--- start Available data ---

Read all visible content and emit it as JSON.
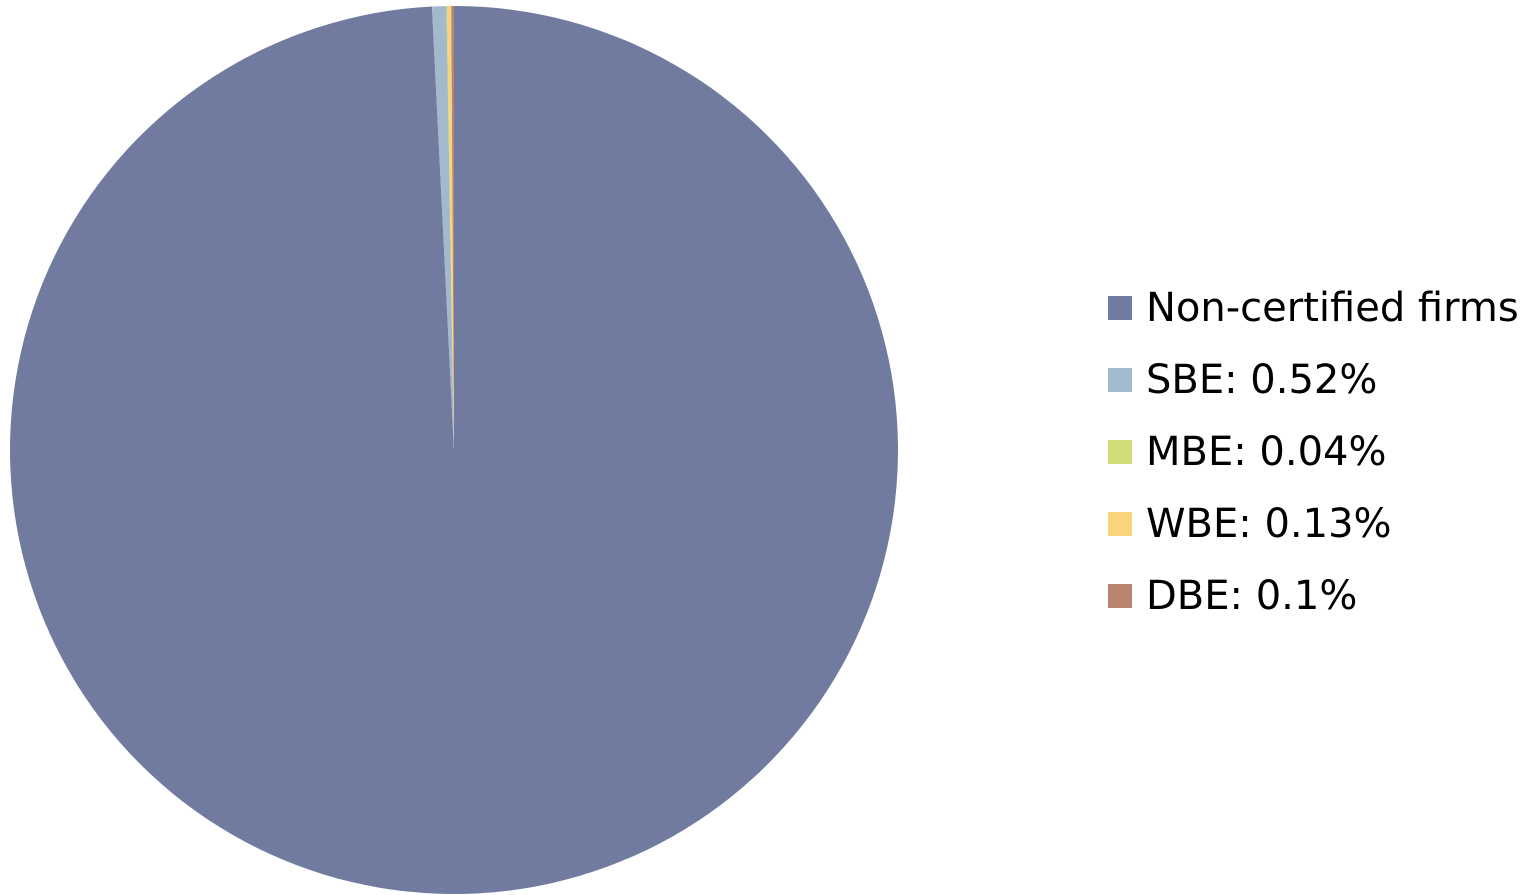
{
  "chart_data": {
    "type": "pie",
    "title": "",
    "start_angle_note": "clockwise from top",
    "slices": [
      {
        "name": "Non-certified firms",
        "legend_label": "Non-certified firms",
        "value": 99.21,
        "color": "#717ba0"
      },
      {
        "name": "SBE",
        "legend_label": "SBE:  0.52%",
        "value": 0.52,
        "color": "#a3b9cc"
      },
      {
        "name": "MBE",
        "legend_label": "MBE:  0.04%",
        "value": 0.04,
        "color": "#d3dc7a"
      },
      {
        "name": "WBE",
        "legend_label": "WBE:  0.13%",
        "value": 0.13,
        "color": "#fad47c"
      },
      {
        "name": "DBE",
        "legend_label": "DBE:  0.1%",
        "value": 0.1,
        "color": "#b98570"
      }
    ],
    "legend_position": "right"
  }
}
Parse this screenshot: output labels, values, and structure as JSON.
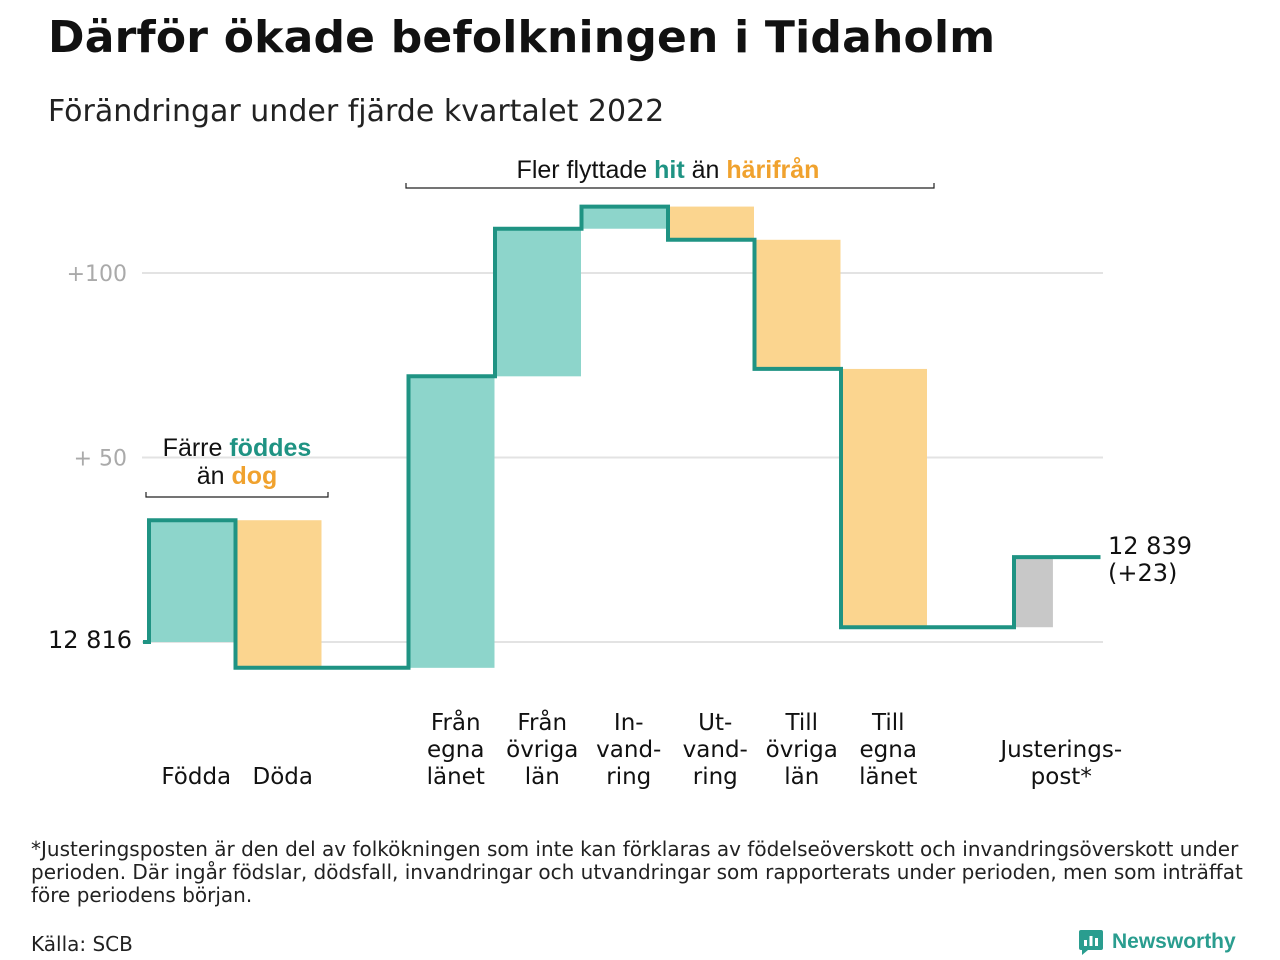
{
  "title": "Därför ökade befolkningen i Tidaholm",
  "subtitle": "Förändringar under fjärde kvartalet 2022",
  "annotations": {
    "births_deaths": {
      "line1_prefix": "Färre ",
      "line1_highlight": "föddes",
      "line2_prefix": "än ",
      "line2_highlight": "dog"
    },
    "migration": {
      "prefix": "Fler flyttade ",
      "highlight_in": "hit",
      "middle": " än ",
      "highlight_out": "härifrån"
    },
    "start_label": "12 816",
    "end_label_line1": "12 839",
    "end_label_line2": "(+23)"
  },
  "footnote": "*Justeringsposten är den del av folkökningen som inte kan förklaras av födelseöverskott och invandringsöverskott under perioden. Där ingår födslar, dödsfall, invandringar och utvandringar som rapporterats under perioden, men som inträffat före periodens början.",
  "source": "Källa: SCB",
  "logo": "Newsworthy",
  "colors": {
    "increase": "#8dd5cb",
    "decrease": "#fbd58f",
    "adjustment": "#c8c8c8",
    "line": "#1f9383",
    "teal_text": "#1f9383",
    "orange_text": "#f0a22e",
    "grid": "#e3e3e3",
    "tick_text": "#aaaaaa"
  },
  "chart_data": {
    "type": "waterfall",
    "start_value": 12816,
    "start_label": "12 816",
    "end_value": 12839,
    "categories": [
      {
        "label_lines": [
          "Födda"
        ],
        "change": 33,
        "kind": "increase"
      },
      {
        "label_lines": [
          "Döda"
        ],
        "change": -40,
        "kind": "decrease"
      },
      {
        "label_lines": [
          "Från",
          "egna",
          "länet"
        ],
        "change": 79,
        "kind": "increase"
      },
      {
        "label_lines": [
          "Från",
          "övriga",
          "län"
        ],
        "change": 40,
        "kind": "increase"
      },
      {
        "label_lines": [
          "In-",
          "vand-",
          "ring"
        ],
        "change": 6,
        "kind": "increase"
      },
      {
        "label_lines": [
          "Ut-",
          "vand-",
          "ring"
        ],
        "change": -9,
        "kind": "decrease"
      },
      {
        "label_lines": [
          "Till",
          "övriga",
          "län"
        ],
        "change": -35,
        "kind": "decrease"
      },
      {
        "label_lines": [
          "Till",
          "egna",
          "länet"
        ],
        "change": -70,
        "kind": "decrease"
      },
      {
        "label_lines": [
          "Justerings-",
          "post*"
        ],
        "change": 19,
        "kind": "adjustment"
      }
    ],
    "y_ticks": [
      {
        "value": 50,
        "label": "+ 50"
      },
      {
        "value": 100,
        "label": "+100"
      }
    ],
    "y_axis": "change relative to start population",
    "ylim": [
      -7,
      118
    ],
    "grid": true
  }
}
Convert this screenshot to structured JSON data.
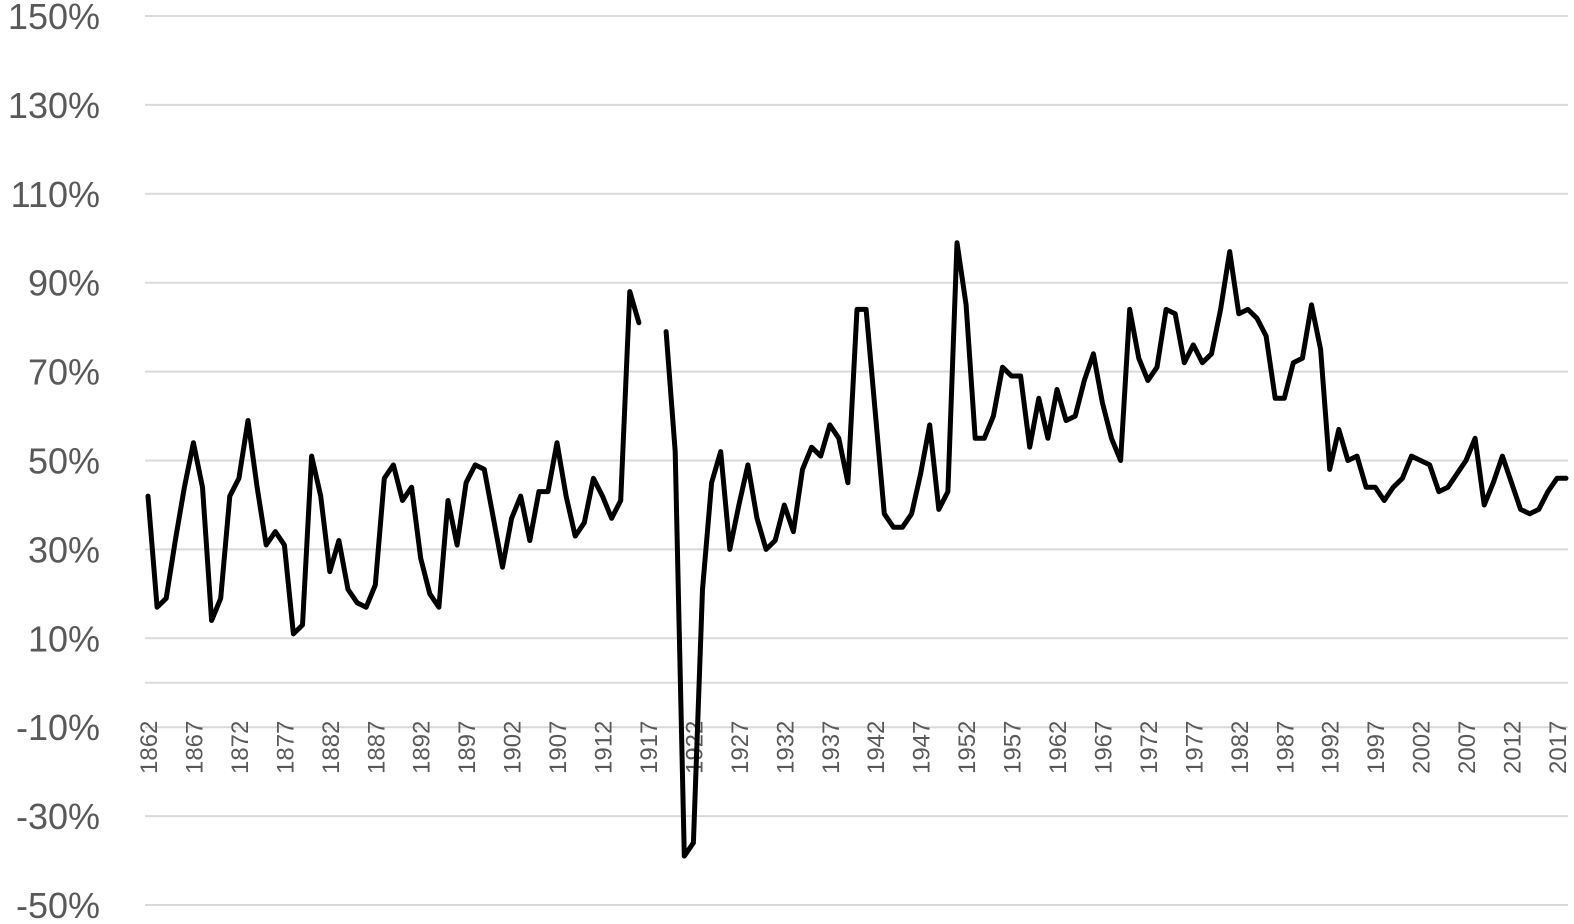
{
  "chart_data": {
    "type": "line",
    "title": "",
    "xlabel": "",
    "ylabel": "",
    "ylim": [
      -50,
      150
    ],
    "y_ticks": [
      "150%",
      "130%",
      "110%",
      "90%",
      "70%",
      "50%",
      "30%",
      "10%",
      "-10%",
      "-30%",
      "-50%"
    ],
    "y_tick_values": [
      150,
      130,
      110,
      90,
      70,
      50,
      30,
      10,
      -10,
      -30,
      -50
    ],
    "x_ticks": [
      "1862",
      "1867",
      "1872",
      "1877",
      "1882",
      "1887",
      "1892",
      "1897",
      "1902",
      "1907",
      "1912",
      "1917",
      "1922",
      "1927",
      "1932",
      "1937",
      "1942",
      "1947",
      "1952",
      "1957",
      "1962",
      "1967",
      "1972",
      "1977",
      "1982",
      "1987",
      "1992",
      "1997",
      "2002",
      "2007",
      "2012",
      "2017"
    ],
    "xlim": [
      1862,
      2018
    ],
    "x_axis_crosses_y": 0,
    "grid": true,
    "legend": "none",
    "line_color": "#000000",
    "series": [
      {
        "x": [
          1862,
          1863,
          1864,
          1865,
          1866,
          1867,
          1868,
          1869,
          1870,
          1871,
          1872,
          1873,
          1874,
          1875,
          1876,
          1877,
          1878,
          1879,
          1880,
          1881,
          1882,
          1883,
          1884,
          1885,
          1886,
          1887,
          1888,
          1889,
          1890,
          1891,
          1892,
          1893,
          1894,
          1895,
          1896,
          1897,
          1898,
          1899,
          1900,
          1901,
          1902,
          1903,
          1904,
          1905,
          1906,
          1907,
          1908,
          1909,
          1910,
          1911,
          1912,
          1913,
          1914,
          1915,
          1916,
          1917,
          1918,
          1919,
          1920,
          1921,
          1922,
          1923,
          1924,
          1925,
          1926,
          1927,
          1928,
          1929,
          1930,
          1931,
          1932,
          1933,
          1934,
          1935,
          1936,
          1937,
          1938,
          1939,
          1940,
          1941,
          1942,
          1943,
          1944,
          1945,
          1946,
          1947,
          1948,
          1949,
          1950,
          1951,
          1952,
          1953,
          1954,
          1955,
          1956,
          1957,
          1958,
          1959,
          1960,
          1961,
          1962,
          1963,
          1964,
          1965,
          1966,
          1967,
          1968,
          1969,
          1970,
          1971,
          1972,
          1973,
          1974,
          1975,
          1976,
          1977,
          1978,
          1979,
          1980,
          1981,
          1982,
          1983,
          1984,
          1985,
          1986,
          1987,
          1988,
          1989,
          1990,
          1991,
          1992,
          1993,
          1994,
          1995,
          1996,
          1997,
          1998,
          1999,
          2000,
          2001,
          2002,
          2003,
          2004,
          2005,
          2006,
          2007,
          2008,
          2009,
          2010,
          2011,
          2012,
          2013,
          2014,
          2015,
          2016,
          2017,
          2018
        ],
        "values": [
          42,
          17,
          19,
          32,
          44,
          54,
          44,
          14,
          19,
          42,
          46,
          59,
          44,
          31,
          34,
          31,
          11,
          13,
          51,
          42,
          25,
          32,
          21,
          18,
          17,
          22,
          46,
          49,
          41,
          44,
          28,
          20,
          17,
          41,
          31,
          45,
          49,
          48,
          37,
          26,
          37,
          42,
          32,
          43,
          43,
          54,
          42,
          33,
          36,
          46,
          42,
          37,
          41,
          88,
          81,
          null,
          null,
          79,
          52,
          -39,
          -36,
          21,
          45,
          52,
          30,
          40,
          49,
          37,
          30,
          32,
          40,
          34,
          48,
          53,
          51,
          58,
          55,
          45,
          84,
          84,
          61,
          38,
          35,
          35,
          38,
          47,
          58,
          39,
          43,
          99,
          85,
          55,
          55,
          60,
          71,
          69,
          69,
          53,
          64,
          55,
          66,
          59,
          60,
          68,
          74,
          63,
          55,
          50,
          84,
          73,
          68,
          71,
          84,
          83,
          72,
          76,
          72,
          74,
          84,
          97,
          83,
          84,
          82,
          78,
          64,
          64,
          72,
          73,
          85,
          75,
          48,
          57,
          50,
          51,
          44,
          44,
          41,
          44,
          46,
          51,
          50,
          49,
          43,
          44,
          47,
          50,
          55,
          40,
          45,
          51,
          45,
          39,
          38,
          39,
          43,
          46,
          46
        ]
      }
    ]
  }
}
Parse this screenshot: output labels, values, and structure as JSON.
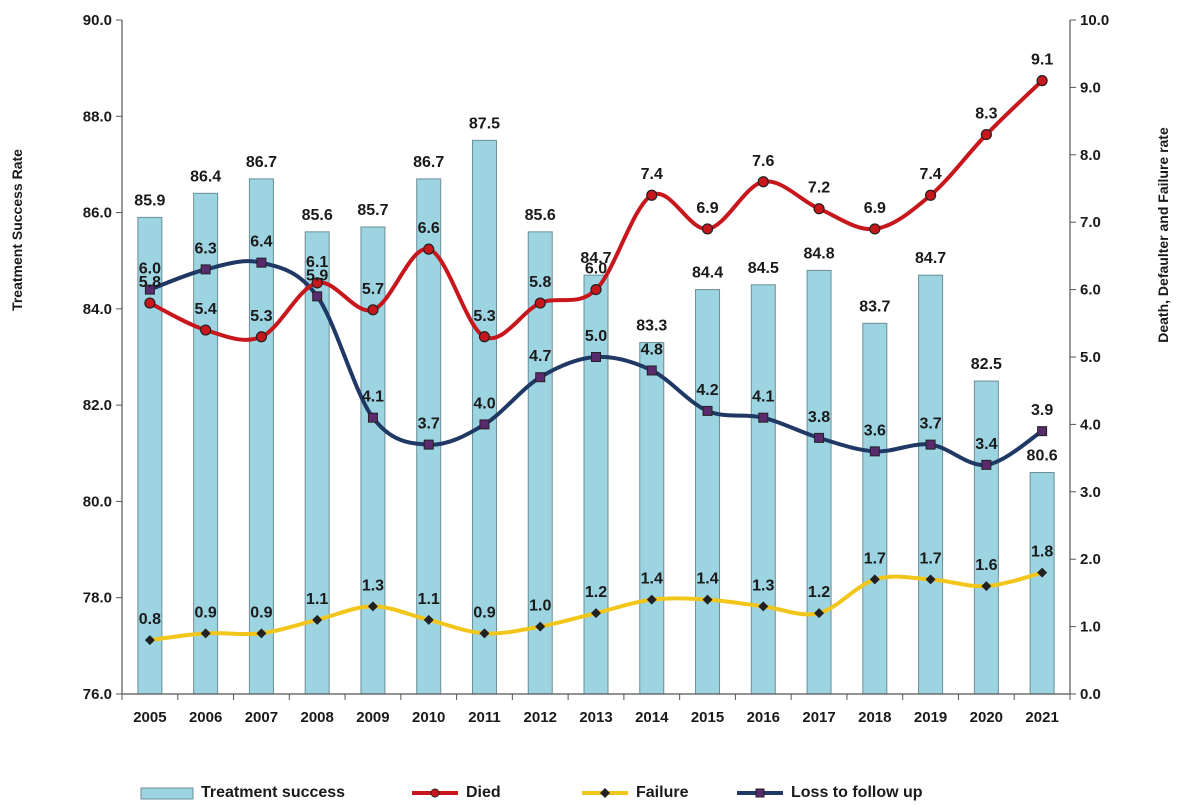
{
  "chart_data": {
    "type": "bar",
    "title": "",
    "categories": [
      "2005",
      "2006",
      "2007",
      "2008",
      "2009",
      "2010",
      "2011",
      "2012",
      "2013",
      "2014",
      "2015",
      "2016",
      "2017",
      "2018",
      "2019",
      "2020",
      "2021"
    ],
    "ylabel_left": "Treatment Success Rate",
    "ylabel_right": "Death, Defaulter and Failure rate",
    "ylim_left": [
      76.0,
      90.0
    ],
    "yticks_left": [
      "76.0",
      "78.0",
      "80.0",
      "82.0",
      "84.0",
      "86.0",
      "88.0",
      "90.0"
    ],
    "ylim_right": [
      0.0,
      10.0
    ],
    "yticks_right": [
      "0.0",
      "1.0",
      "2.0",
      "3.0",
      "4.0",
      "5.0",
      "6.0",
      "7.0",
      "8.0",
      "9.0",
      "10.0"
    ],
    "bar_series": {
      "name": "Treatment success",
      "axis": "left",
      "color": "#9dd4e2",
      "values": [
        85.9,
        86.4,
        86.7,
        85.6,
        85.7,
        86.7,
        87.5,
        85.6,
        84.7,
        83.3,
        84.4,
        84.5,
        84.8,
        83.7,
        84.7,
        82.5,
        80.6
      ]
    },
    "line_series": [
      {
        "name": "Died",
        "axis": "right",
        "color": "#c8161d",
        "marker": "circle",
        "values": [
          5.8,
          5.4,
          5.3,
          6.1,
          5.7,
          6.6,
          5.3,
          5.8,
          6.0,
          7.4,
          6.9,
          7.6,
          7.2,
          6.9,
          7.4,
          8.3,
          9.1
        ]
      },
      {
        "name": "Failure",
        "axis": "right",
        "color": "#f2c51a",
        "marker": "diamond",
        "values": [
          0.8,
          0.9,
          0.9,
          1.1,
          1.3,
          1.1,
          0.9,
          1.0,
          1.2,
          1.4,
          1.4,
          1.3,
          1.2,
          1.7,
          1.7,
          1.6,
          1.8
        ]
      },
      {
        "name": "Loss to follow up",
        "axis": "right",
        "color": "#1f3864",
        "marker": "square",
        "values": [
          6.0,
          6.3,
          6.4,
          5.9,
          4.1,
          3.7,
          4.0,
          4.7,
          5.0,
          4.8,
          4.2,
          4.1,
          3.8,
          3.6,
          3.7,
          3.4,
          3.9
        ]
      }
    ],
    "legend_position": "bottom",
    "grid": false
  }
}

--- end Available data ---

▸ What you have to do
Give the number of lines in the listing above that hold the string "certified", with nothing else.

▸ Output
2